■ **Problem to solve**
Transcribe the whole listing without a single picture.

begin Provided records

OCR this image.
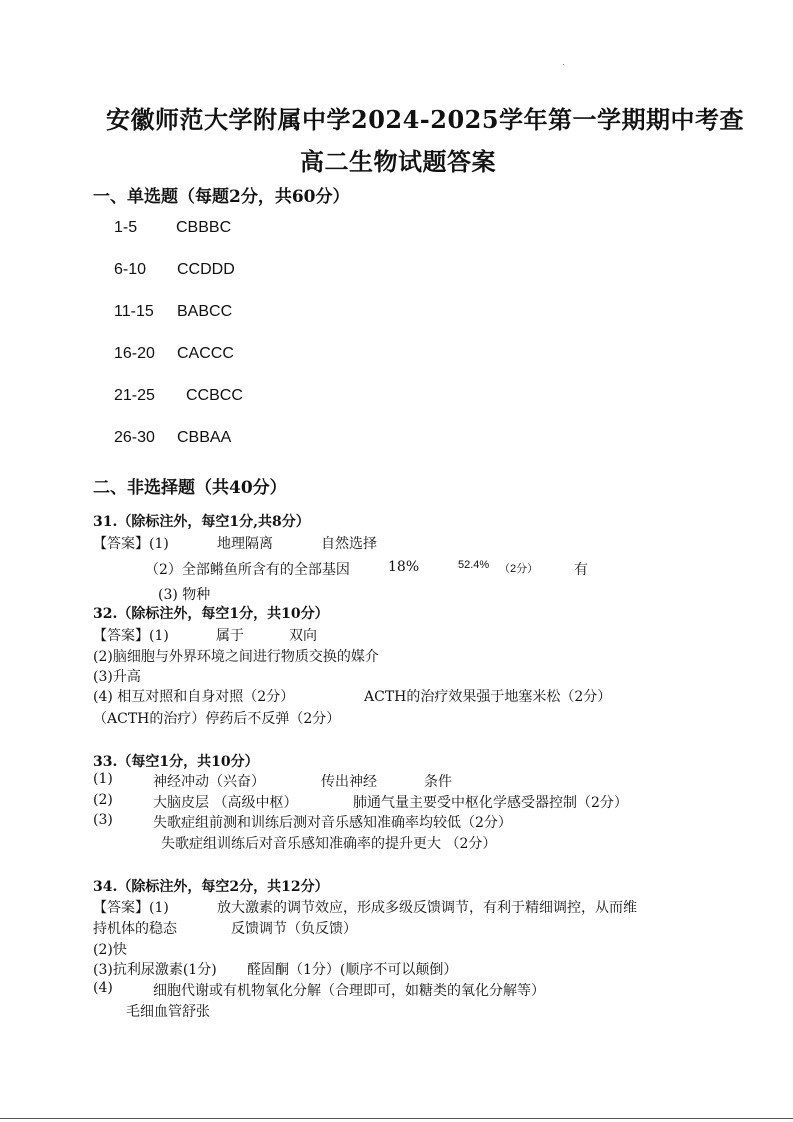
安徽师范大学附属中学2024-2025学年第一学期期中考查
高二生物试题答案
一、单选题（每题2分，共60分）
1-5 CBBBC
6-10 CCDDD
11-15 BABCC
16-20 CACCC
21-25 CCBCC
26-30 CBBAA
二、非选择题（共40分）
31.（除标注外，每空1分,共8分）
【答案】(1)	地理隔离	自然选择
（2）全部鳉鱼所含有的全部基因	18%	52.4% （2分）	有
(3) 物种
32.（除标注外，每空1分，共10分）
【答案】(1)	属于	双向
(2)脑细胞与外界环境之间进行物质交换的媒介
(3)升高
(4) 相互对照和自身对照（2分）	ACTH的治疗效果强于地塞米松（2分）
（ACTH的治疗）停药后不反弹（2分）
33.（每空1分，共10分）
(1)	神经冲动（兴奋）	传出神经	条件
(2)	大脑皮层 （高级中枢）	肺通气量主要受中枢化学感受器控制（2分）
(3)	失歌症组前测和训练后测对音乐感知准确率均较低（2分）
失歌症组训练后对音乐感知准确率的提升更大 （2分）
34.（除标注外，每空2分，共12分）
【答案】(1)	放大激素的调节效应，形成多级反馈调节，有利于精细调控，从而维
持机体的稳态	反馈调节（负反馈）
(2)快
(3)抗利尿激素(1分) 醛固酮（1分）(顺序不可以颠倒）
(4)	细胞代谢或有机物氧化分解（合理即可，如糖类的氧化分解等）
毛细血管舒张
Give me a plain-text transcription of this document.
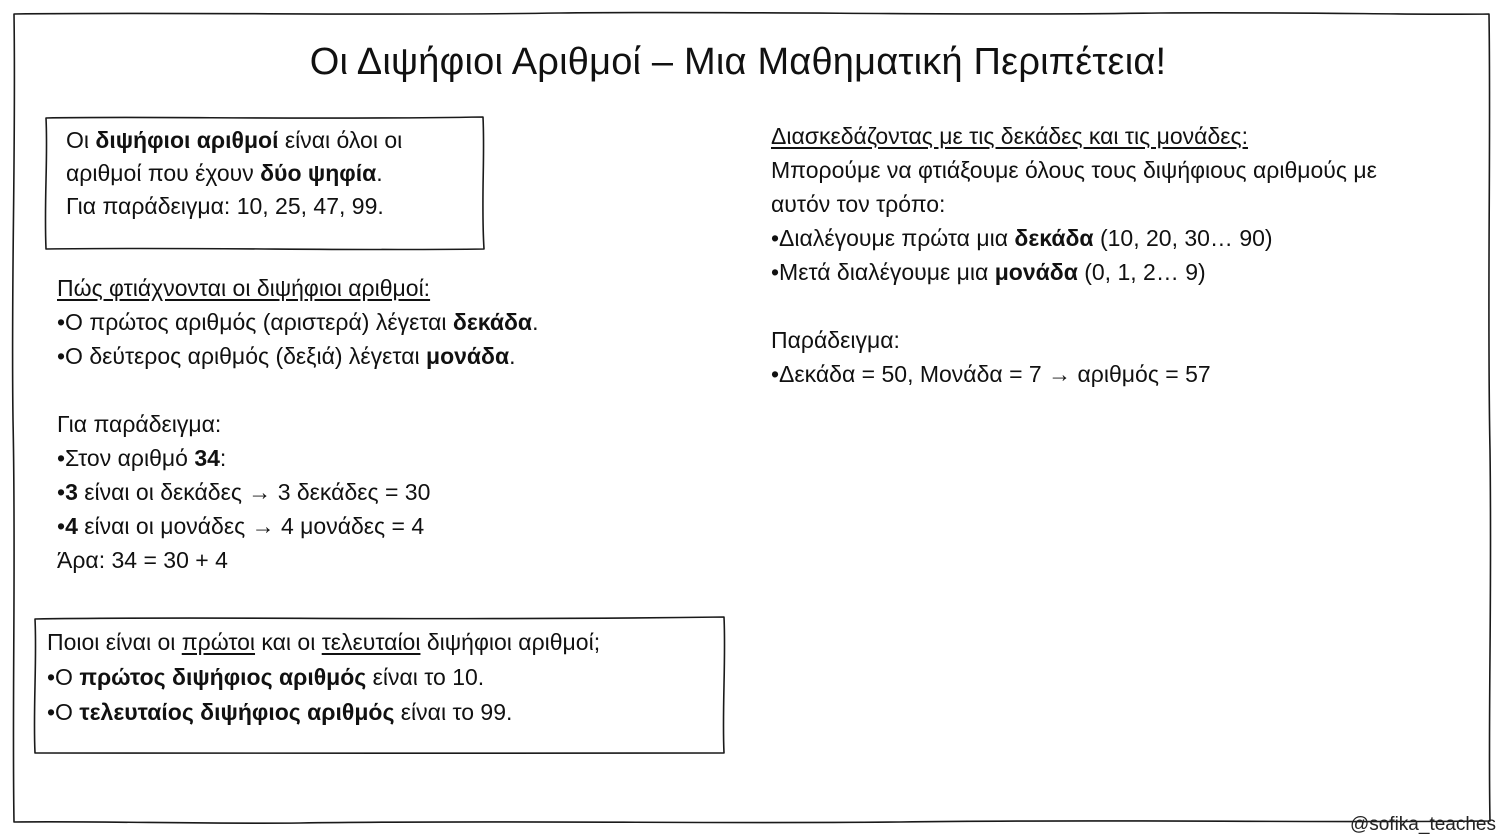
Οι Διψήφιοι Αριθμοί – Μια Μαθηματική Περιπέτεια!

Οι διψήφιοι αριθμοί είναι όλοι οι

αριθμοί που έχουν δύο ψηφία.

Για παράδειγμα: 10, 25, 47, 99.

Πώς φτιάχνονται οι διψήφιοι αριθμοί:

•Ο πρώτος αριθμός (αριστερά) λέγεται δεκάδα.

•Ο δεύτερος αριθμός (δεξιά) λέγεται μονάδα.

Για παράδειγμα:

•Στον αριθμό 34:

•3 είναι οι δεκάδες → 3 δεκάδες = 30

•4 είναι οι μονάδες → 4 μονάδες = 4

Άρα: 34 = 30 + 4

Ποιοι είναι οι πρώτοι και οι τελευταίοι διψήφιοι αριθμοί;

•Ο πρώτος διψήφιος αριθμός είναι το 10.

•Ο τελευταίος διψήφιος αριθμός είναι το 99.

Διασκεδάζοντας με τις δεκάδες και τις μονάδες:

Μπορούμε να φτιάξουμε όλους τους διψήφιους αριθμούς με

αυτόν τον τρόπο:

•Διαλέγουμε πρώτα μια δεκάδα (10, 20, 30… 90)

•Μετά διαλέγουμε μια μονάδα (0, 1, 2… 9)

Παράδειγμα:

•Δεκάδα = 50, Μονάδα = 7 → αριθμός = 57

@sofika_teaches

end Provided records

■ **Full solution**
OCR this image.
安徽师范大学附属中学2024-2025学年第一学期期中考查
高二生物试题答案
一、单选题（每题2分，共60分）
1-5 CBBBC
6-10 CCDDD
11-15 BABCC
16-20 CACCC
21-25 CCBCC
26-30 CBBAA
二、非选择题（共40分）
31.（除标注外，每空1分,共8分）
【答案】(1)	地理隔离	自然选择
（2）全部鳉鱼所含有的全部基因	18%	52.4% （2分）	有
(3) 物种
32.（除标注外，每空1分，共10分）
【答案】(1)	属于	双向
(2)脑细胞与外界环境之间进行物质交换的媒介
(3)升高
(4) 相互对照和自身对照（2分）	ACTH的治疗效果强于地塞米松（2分）
（ACTH的治疗）停药后不反弹（2分）
33.（每空1分，共10分）
(1)	神经冲动（兴奋）	传出神经	条件
(2)	大脑皮层 （高级中枢）	肺通气量主要受中枢化学感受器控制（2分）
(3)	失歌症组前测和训练后测对音乐感知准确率均较低（2分）
失歌症组训练后对音乐感知准确率的提升更大 （2分）
34.（除标注外，每空2分，共12分）
【答案】(1)	放大激素的调节效应，形成多级反馈调节，有利于精细调控，从而维
持机体的稳态	反馈调节（负反馈）
(2)快
(3)抗利尿激素(1分) 醛固酮（1分）(顺序不可以颠倒）
(4)	细胞代谢或有机物氧化分解（合理即可，如糖类的氧化分解等）
毛细血管舒张
Give me a plain-text transcription of this document.
Οι Διψήφιοι Αριθμοί – Μια Μαθηματική Περιπέτεια!

Οι διψήφιοι αριθμοί είναι όλοι οι

αριθμοί που έχουν δύο ψηφία.

Για παράδειγμα: 10, 25, 47, 99.

Πώς φτιάχνονται οι διψήφιοι αριθμοί:

•Ο πρώτος αριθμός (αριστερά) λέγεται δεκάδα.

•Ο δεύτερος αριθμός (δεξιά) λέγεται μονάδα.

Για παράδειγμα:

•Στον αριθμό 34:

•3 είναι οι δεκάδες → 3 δεκάδες = 30

•4 είναι οι μονάδες → 4 μονάδες = 4

Άρα: 34 = 30 + 4

Ποιοι είναι οι πρώτοι και οι τελευταίοι διψήφιοι αριθμοί;

•Ο πρώτος διψήφιος αριθμός είναι το 10.

•Ο τελευταίος διψήφιος αριθμός είναι το 99.

Διασκεδάζοντας με τις δεκάδες και τις μονάδες:

Μπορούμε να φτιάξουμε όλους τους διψήφιους αριθμούς με

αυτόν τον τρόπο:

•Διαλέγουμε πρώτα μια δεκάδα (10, 20, 30… 90)

•Μετά διαλέγουμε μια μονάδα (0, 1, 2… 9)

Παράδειγμα:

•Δεκάδα = 50, Μονάδα = 7 → αριθμός = 57

@sofika_teaches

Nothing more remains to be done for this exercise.